_PROBLEM TO WORK ON_
Extract each line holding the word "were" from the entries.

== RECORDS TO USE

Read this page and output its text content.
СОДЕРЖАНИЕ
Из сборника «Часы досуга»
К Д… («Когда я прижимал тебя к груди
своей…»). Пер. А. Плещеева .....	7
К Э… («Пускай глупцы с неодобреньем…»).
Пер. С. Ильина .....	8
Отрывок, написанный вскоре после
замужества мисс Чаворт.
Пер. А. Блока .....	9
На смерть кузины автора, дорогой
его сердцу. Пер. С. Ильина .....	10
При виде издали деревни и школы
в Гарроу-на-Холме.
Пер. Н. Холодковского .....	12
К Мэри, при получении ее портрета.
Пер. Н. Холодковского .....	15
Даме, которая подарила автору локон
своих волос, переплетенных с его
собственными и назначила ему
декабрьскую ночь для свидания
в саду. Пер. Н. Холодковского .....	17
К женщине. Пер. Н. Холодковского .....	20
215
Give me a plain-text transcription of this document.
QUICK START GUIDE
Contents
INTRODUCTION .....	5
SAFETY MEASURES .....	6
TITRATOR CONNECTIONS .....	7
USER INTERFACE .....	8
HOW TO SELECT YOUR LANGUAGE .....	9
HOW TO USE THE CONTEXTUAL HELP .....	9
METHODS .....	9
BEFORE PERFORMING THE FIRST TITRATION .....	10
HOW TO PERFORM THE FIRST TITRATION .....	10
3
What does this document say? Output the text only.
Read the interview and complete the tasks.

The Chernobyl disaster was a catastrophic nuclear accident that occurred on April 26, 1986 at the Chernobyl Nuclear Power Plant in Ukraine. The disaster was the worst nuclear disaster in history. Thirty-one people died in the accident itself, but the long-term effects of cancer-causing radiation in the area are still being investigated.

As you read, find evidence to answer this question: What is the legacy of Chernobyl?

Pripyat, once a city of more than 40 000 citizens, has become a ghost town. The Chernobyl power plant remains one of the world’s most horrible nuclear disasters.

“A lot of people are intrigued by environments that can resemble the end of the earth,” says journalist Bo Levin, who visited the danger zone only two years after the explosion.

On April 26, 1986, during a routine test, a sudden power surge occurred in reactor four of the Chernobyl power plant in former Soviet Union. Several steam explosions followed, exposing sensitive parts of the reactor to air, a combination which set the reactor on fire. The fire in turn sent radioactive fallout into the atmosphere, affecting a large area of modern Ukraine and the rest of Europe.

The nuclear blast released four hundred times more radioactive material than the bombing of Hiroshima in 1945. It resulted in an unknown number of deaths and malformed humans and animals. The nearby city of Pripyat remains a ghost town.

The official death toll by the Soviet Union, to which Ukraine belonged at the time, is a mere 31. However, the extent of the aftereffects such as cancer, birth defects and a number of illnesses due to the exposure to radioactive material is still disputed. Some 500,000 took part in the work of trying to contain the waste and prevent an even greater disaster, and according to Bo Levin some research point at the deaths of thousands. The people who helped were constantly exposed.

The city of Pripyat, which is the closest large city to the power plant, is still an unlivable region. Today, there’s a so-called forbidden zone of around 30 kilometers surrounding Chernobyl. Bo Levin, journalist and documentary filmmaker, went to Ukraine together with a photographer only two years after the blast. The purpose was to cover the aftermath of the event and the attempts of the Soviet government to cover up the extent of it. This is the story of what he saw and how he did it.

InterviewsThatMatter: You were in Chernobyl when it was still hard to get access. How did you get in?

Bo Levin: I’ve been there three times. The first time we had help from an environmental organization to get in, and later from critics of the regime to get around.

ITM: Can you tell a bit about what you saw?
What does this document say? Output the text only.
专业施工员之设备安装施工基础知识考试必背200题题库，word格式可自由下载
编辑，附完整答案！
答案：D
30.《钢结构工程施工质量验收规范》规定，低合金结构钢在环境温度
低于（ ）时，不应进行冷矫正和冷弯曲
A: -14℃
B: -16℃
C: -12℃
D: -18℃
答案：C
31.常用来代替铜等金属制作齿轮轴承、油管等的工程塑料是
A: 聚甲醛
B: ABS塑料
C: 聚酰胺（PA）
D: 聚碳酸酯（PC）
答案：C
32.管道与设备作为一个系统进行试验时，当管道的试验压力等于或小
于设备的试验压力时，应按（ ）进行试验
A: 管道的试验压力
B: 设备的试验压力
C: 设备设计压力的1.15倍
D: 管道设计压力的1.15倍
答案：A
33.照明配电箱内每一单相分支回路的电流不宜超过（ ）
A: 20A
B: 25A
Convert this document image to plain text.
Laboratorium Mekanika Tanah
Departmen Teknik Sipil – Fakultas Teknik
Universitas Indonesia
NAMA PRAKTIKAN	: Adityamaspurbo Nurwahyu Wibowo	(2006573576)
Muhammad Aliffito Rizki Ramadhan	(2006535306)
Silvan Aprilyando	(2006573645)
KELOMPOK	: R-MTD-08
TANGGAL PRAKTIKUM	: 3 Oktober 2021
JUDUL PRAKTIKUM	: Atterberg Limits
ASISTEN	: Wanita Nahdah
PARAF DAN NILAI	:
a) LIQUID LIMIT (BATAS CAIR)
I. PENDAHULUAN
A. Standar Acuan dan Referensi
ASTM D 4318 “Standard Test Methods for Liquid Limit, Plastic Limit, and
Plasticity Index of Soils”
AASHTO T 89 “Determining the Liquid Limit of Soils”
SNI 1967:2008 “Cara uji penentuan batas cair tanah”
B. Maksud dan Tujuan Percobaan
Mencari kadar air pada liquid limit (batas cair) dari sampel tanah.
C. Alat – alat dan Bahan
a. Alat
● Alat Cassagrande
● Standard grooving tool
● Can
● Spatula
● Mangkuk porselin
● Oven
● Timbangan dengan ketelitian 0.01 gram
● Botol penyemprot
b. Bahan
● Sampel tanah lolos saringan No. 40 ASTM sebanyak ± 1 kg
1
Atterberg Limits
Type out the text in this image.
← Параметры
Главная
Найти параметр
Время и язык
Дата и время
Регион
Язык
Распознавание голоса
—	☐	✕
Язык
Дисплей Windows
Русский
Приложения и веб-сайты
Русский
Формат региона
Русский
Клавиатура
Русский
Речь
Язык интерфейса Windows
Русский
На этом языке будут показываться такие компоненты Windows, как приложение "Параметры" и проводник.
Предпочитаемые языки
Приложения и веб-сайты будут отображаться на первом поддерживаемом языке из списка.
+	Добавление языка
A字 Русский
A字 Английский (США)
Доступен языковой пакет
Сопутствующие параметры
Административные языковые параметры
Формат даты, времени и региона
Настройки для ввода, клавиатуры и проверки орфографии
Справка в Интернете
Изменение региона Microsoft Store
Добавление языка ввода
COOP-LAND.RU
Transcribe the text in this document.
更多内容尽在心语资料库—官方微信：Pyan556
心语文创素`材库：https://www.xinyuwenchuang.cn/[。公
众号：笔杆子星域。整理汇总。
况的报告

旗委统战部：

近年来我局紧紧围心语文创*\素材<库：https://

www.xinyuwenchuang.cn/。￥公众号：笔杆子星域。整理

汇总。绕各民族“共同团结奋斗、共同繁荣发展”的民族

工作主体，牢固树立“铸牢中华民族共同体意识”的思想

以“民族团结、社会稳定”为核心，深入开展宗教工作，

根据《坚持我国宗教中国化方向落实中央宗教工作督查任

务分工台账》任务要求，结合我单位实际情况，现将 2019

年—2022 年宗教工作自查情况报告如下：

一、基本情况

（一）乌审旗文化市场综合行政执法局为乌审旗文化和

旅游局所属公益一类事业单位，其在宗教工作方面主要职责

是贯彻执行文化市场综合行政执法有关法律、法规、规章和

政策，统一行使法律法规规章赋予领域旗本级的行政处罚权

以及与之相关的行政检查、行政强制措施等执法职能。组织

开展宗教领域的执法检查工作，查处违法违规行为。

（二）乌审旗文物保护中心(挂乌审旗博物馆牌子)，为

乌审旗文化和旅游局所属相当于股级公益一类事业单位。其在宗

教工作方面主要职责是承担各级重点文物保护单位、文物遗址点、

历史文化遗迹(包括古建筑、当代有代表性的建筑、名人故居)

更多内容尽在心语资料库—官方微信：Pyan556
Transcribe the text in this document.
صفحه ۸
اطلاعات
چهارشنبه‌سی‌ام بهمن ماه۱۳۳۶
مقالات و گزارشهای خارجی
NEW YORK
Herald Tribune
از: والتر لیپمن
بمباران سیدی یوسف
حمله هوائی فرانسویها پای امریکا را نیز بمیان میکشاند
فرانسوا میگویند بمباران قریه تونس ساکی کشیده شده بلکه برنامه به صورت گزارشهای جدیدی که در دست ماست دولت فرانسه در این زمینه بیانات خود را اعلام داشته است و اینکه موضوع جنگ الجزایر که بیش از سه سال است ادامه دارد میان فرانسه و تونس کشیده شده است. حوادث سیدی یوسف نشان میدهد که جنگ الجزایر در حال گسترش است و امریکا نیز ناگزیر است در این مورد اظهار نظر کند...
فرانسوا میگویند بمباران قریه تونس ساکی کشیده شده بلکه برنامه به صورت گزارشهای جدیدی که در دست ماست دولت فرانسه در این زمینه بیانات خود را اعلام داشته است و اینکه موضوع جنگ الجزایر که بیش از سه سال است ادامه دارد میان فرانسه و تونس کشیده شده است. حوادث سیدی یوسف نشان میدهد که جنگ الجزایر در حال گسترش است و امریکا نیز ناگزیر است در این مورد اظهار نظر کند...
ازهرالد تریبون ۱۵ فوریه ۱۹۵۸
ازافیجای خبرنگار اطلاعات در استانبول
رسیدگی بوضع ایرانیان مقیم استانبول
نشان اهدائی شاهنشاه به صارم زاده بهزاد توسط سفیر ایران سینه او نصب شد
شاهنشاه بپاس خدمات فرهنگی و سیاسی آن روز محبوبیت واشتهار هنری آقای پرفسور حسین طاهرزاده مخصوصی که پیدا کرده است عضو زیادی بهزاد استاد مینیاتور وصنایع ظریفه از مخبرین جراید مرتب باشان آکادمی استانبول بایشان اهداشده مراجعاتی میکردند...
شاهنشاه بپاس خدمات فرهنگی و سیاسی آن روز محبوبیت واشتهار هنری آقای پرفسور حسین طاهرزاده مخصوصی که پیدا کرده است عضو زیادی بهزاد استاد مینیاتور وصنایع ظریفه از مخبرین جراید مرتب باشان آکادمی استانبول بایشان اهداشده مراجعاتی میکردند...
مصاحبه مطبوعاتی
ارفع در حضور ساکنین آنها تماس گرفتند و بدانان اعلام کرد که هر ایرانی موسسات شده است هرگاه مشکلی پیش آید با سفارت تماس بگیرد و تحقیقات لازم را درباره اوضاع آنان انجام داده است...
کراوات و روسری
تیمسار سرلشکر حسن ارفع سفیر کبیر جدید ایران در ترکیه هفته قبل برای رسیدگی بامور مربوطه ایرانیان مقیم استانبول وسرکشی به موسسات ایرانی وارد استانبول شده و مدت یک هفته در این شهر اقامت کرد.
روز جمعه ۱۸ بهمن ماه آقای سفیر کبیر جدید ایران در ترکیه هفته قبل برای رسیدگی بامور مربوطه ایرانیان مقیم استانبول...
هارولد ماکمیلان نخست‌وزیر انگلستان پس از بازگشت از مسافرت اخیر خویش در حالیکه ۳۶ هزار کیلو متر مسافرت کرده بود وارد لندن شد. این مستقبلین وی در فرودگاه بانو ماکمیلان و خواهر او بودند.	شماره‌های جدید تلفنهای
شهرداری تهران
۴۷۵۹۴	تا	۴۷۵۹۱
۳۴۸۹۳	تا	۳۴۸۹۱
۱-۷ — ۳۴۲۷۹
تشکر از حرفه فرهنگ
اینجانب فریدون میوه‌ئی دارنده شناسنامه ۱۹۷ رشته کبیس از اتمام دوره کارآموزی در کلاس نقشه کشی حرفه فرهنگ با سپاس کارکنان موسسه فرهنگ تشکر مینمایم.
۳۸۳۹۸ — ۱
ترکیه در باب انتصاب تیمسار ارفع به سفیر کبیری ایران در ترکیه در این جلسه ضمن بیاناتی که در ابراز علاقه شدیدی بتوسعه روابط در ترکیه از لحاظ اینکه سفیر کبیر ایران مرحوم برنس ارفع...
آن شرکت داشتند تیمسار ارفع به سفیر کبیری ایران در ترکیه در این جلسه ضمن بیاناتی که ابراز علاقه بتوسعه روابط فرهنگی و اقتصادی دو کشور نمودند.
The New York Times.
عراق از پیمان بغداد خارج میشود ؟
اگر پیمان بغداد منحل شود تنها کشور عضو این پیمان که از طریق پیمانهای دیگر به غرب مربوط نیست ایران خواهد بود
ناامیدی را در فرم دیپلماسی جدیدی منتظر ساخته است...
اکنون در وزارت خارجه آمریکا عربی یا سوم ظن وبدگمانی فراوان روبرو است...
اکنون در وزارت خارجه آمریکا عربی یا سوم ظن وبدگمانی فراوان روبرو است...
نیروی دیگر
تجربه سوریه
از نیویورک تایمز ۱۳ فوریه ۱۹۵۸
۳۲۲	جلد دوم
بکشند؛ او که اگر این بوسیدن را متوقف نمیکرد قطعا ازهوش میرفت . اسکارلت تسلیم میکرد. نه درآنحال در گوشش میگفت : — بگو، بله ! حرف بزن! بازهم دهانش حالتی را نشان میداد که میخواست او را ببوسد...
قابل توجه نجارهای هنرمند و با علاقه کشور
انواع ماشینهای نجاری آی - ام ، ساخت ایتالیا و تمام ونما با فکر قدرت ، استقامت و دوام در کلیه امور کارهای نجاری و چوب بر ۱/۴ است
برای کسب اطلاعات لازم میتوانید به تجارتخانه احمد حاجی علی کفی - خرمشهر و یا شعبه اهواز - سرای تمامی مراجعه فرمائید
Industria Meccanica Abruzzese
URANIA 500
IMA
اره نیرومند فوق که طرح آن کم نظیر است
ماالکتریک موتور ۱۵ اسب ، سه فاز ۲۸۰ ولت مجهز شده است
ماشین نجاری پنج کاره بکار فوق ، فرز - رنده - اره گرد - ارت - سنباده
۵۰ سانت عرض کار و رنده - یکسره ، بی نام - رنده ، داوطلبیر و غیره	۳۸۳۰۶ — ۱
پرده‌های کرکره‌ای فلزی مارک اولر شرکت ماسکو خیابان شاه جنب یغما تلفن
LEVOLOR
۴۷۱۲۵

====

_WRITTEN ANSWER_
The official death toll by the Soviet Union, to which Ukraine belonged at the time, is a mere 31. However, the extent of the aftereffects such as cancer, birth defects and a number of illnesses due to the exposure to radioactive material is still disputed. Some 500,000 took part in the work of trying to contain the waste and prevent an even greater disaster, and according to Bo Levin some research point at the deaths of thousands. The people who helped were constantly exposed.
InterviewsThatMatter: You were in Chernobyl when it was still hard to get access. How did you get in?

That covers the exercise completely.